→ WHAT YOU ARE ASKED TO DO:
Can you copy out the data exactly? Leave the images out.

→ EXERCISE INPUT:
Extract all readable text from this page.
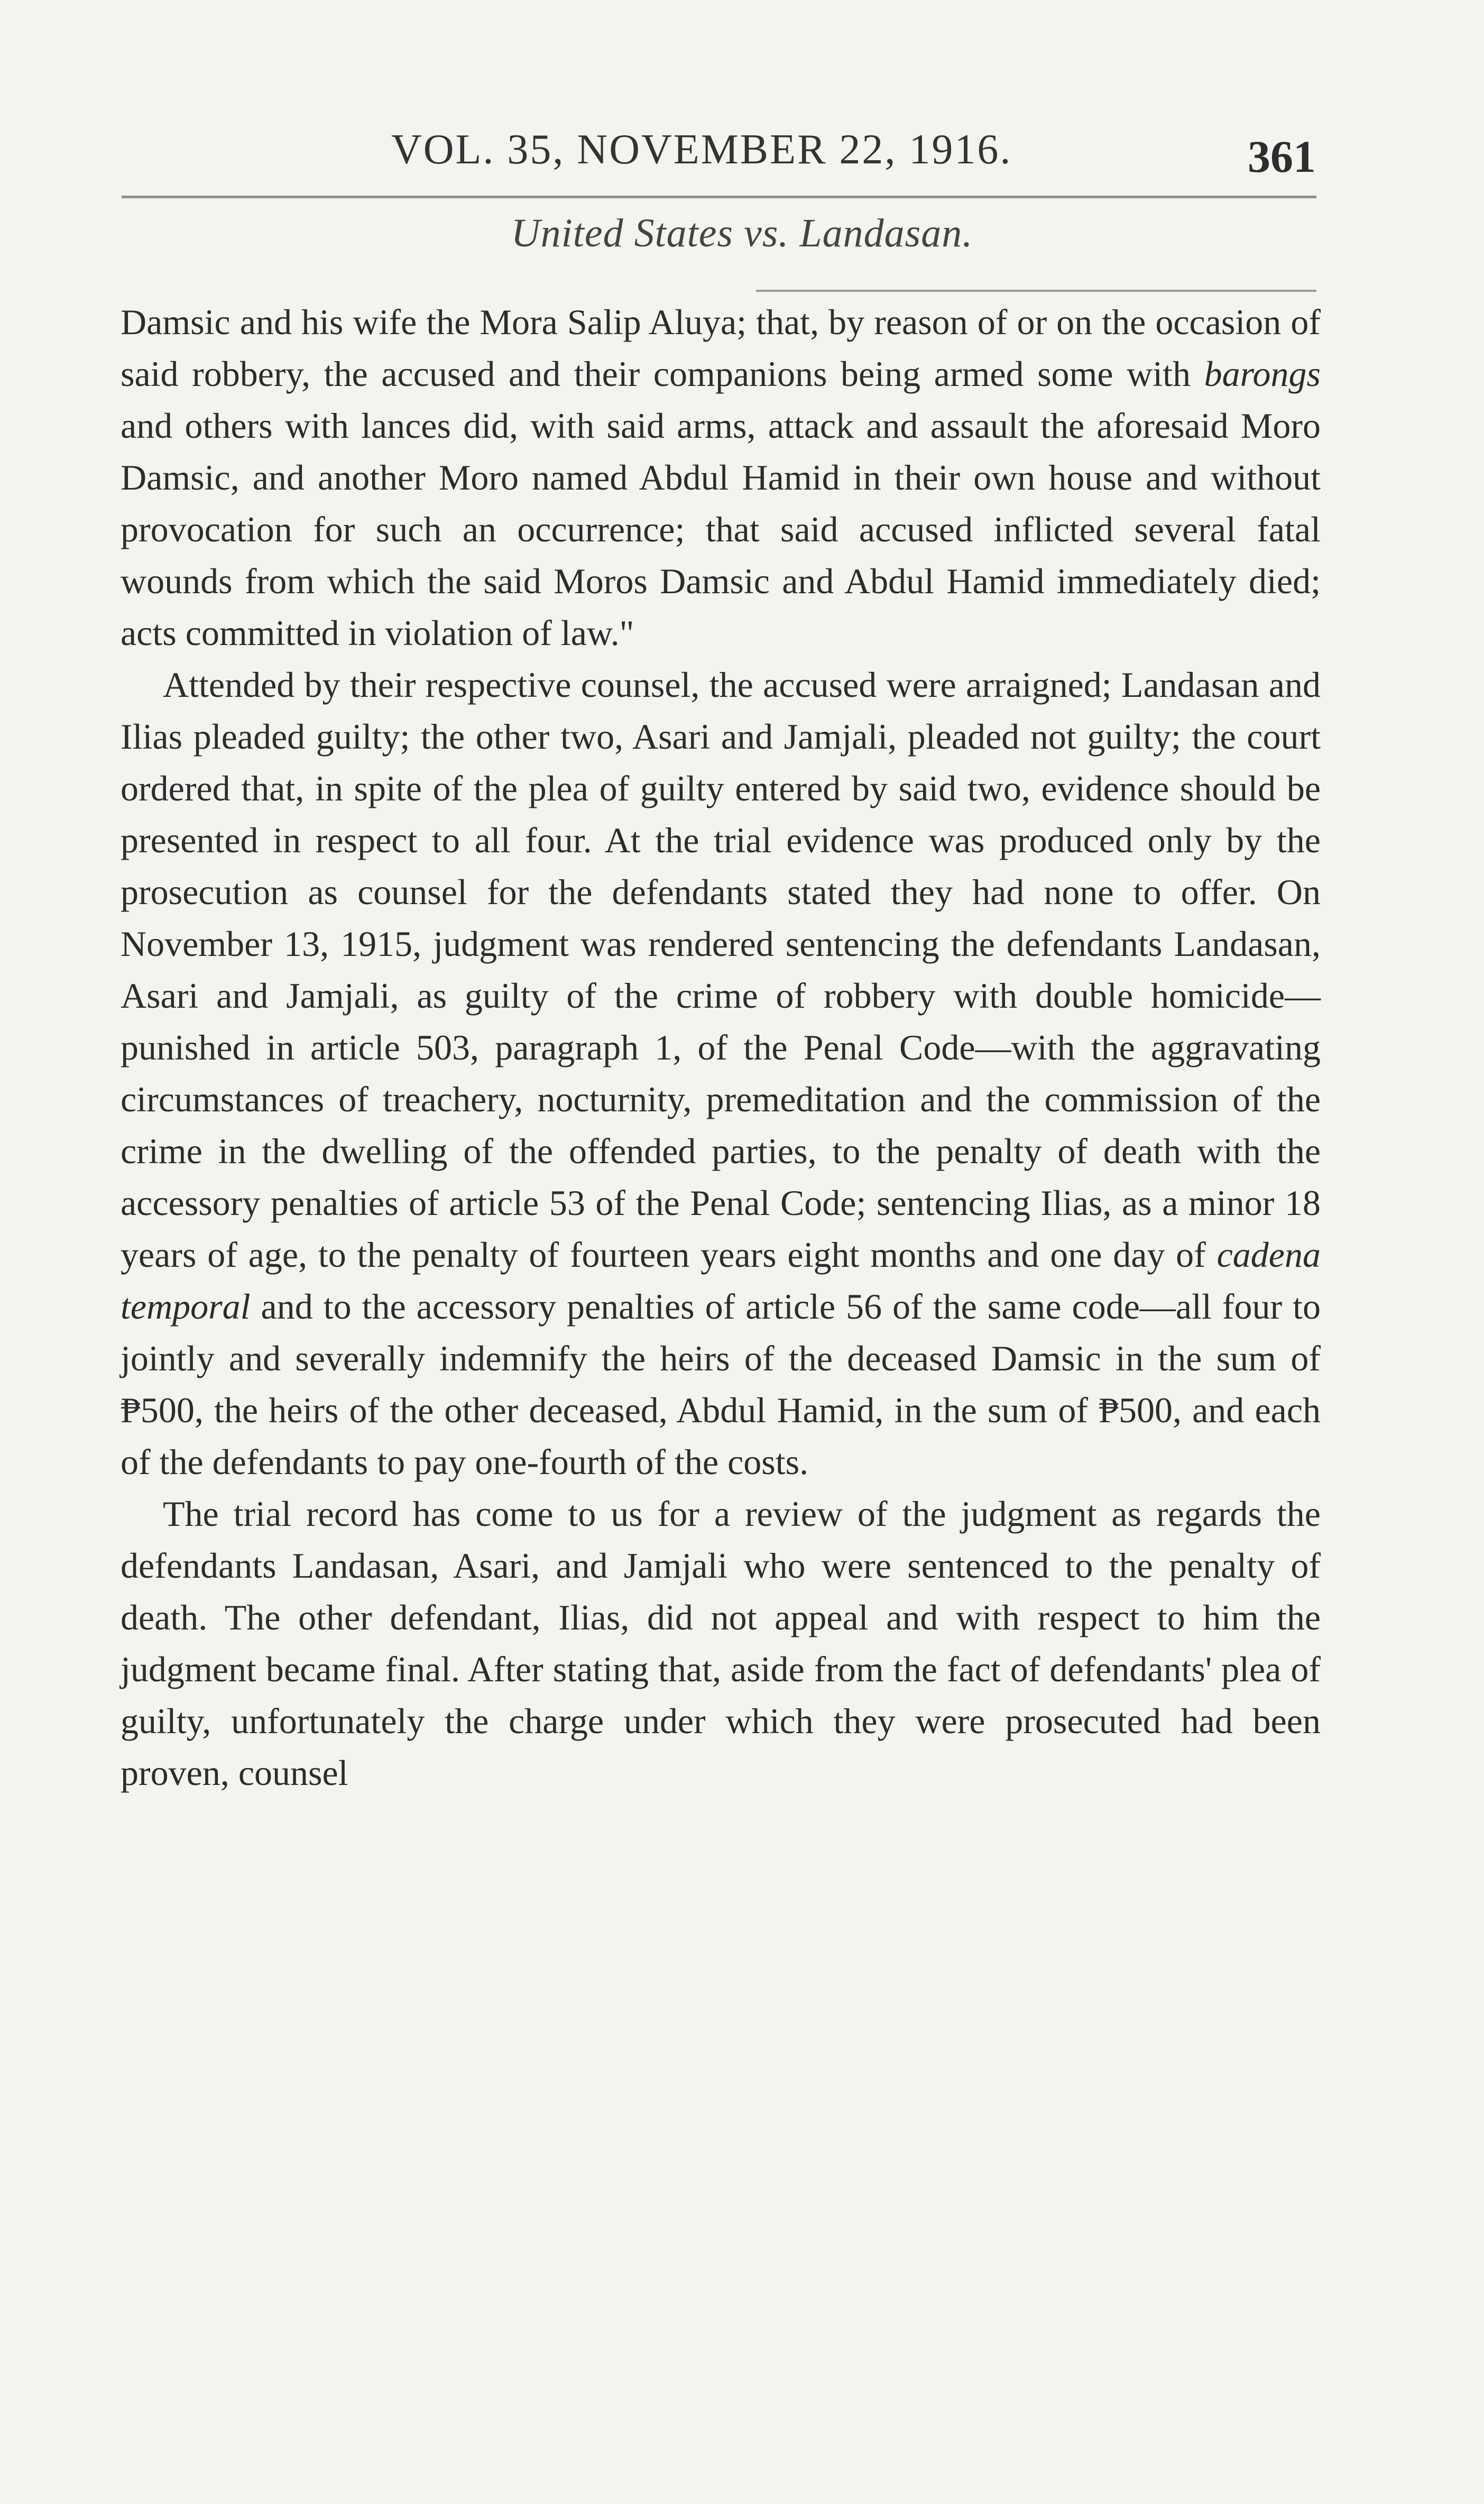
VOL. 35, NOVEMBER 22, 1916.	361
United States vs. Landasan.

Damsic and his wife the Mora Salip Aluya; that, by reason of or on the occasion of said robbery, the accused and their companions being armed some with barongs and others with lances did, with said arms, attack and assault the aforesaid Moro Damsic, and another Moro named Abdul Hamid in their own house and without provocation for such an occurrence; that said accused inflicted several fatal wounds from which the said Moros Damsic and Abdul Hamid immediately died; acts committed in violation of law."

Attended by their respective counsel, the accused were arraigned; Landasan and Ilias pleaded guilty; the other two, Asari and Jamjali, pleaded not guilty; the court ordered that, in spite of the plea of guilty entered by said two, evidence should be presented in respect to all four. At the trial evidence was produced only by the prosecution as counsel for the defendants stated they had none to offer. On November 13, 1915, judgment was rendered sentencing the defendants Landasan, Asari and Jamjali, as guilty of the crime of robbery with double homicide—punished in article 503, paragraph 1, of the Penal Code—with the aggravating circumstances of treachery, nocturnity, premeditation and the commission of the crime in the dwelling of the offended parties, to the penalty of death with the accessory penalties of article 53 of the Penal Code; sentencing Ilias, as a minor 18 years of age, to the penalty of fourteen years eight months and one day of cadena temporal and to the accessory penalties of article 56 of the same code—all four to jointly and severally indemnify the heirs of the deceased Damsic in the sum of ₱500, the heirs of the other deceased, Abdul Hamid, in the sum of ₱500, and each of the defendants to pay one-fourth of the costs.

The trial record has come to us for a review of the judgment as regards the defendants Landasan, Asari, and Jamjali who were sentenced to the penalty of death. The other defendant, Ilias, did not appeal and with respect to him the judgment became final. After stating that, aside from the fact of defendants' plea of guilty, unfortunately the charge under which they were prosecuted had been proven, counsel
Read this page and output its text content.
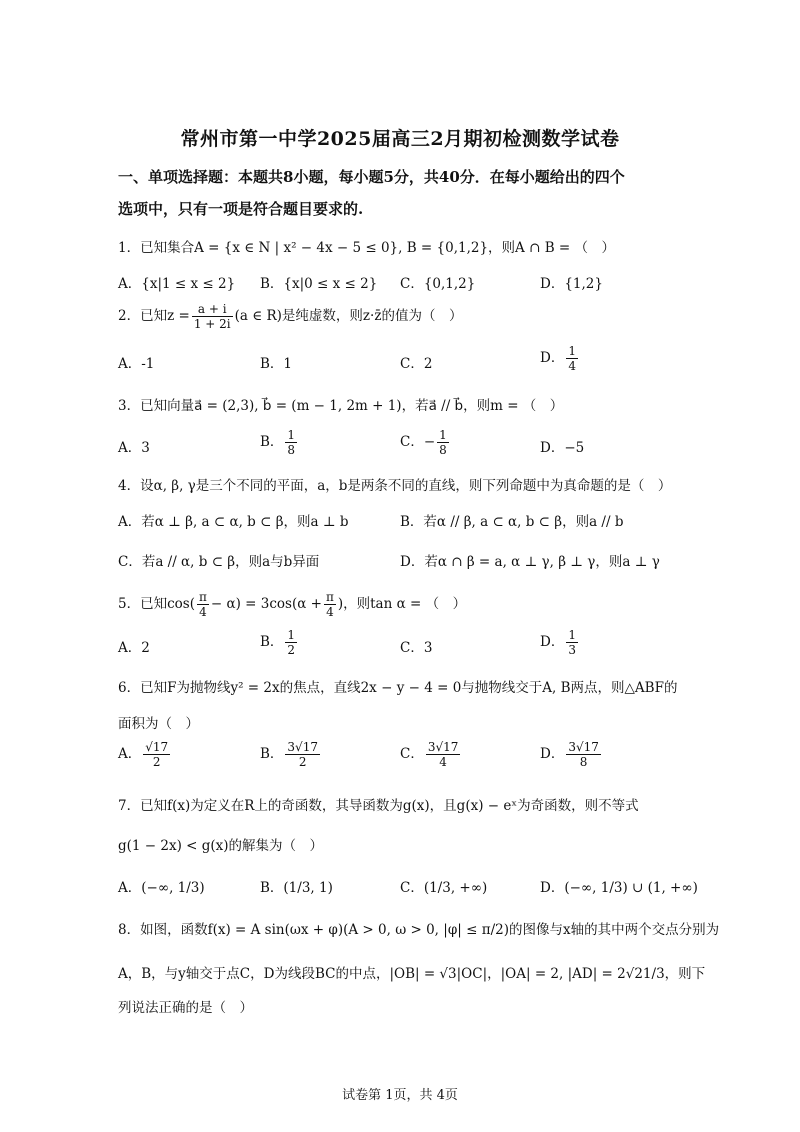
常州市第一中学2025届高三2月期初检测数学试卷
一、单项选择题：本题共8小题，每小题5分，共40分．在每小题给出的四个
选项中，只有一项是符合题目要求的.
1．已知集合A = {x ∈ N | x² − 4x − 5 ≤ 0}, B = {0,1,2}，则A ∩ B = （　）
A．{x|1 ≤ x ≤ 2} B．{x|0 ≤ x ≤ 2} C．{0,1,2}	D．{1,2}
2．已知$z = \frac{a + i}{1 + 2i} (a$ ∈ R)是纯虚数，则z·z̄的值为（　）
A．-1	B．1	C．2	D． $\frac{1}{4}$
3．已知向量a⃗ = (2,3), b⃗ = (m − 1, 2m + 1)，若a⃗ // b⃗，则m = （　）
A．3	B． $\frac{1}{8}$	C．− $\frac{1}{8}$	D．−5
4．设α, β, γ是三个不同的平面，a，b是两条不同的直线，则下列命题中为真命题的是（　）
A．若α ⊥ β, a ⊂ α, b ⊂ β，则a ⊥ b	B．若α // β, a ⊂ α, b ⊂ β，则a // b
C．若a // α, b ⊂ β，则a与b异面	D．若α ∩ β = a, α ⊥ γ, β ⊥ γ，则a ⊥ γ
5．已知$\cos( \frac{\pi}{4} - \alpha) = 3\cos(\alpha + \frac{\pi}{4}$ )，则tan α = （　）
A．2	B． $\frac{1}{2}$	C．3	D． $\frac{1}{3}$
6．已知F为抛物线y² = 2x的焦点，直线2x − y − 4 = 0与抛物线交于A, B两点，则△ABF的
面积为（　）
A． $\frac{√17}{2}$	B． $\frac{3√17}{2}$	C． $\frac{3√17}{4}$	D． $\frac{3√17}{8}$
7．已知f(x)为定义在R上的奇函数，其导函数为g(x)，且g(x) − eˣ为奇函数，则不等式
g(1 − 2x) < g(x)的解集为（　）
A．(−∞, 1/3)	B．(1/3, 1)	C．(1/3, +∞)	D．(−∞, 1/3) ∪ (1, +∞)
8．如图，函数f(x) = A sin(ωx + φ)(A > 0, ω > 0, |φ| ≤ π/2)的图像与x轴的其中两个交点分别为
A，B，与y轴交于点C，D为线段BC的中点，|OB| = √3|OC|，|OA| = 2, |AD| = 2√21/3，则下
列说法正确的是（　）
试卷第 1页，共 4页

→ RESULT:
Extract all readable text from this page.
VOL. 35, NOVEMBER 22, 1916.	361
United States vs. Landasan.

Damsic and his wife the Mora Salip Aluya; that, by reason of or on the occasion of said robbery, the accused and their companions being armed some with barongs and others with lances did, with said arms, attack and assault the aforesaid Moro Damsic, and another Moro named Abdul Hamid in their own house and without provocation for such an occurrence; that said accused inflicted several fatal wounds from which the said Moros Damsic and Abdul Hamid immediately died; acts committed in violation of law."

Attended by their respective counsel, the accused were arraigned; Landasan and Ilias pleaded guilty; the other two, Asari and Jamjali, pleaded not guilty; the court ordered that, in spite of the plea of guilty entered by said two, evidence should be presented in respect to all four. At the trial evidence was produced only by the prosecution as counsel for the defendants stated they had none to offer. On November 13, 1915, judgment was rendered sentencing the defendants Landasan, Asari and Jamjali, as guilty of the crime of robbery with double homicide—punished in article 503, paragraph 1, of the Penal Code—with the aggravating circumstances of treachery, nocturnity, premeditation and the commission of the crime in the dwelling of the offended parties, to the penalty of death with the accessory penalties of article 53 of the Penal Code; sentencing Ilias, as a minor 18 years of age, to the penalty of fourteen years eight months and one day of cadena temporal and to the accessory penalties of article 56 of the same code—all four to jointly and severally indemnify the heirs of the deceased Damsic in the sum of ₱500, the heirs of the other deceased, Abdul Hamid, in the sum of ₱500, and each of the defendants to pay one-fourth of the costs.

The trial record has come to us for a review of the judgment as regards the defendants Landasan, Asari, and Jamjali who were sentenced to the penalty of death. The other defendant, Ilias, did not appeal and with respect to him the judgment became final. After stating that, aside from the fact of defendants' plea of guilty, unfortunately the charge under which they were prosecuted had been proven, counsel
Read this page and output its text content.
常州市第一中学2025届高三2月期初检测数学试卷
一、单项选择题：本题共8小题，每小题5分，共40分．在每小题给出的四个
选项中，只有一项是符合题目要求的.
1．已知集合A = {x ∈ N | x² − 4x − 5 ≤ 0}, B = {0,1,2}，则A ∩ B = （　）
A．{x|1 ≤ x ≤ 2} B．{x|0 ≤ x ≤ 2} C．{0,1,2}	D．{1,2}
2．已知$z = \frac{a + i}{1 + 2i} (a$ ∈ R)是纯虚数，则z·z̄的值为（　）
A．-1	B．1	C．2	D． $\frac{1}{4}$
3．已知向量a⃗ = (2,3), b⃗ = (m − 1, 2m + 1)，若a⃗ // b⃗，则m = （　）
A．3	B． $\frac{1}{8}$	C．− $\frac{1}{8}$	D．−5
4．设α, β, γ是三个不同的平面，a，b是两条不同的直线，则下列命题中为真命题的是（　）
A．若α ⊥ β, a ⊂ α, b ⊂ β，则a ⊥ b	B．若α // β, a ⊂ α, b ⊂ β，则a // b
C．若a // α, b ⊂ β，则a与b异面	D．若α ∩ β = a, α ⊥ γ, β ⊥ γ，则a ⊥ γ
5．已知$\cos( \frac{\pi}{4} - \alpha) = 3\cos(\alpha + \frac{\pi}{4}$ )，则tan α = （　）
A．2	B． $\frac{1}{2}$	C．3	D． $\frac{1}{3}$
6．已知F为抛物线y² = 2x的焦点，直线2x − y − 4 = 0与抛物线交于A, B两点，则△ABF的
面积为（　）
A． $\frac{√17}{2}$	B． $\frac{3√17}{2}$	C． $\frac{3√17}{4}$	D． $\frac{3√17}{8}$
7．已知f(x)为定义在R上的奇函数，其导函数为g(x)，且g(x) − eˣ为奇函数，则不等式
g(1 − 2x) < g(x)的解集为（　）
A．(−∞, 1/3)	B．(1/3, 1)	C．(1/3, +∞)	D．(−∞, 1/3) ∪ (1, +∞)
8．如图，函数f(x) = A sin(ωx + φ)(A > 0, ω > 0, |φ| ≤ π/2)的图像与x轴的其中两个交点分别为
A，B，与y轴交于点C，D为线段BC的中点，|OB| = √3|OC|，|OA| = 2, |AD| = 2√21/3，则下
列说法正确的是（　）
试卷第 1页，共 4页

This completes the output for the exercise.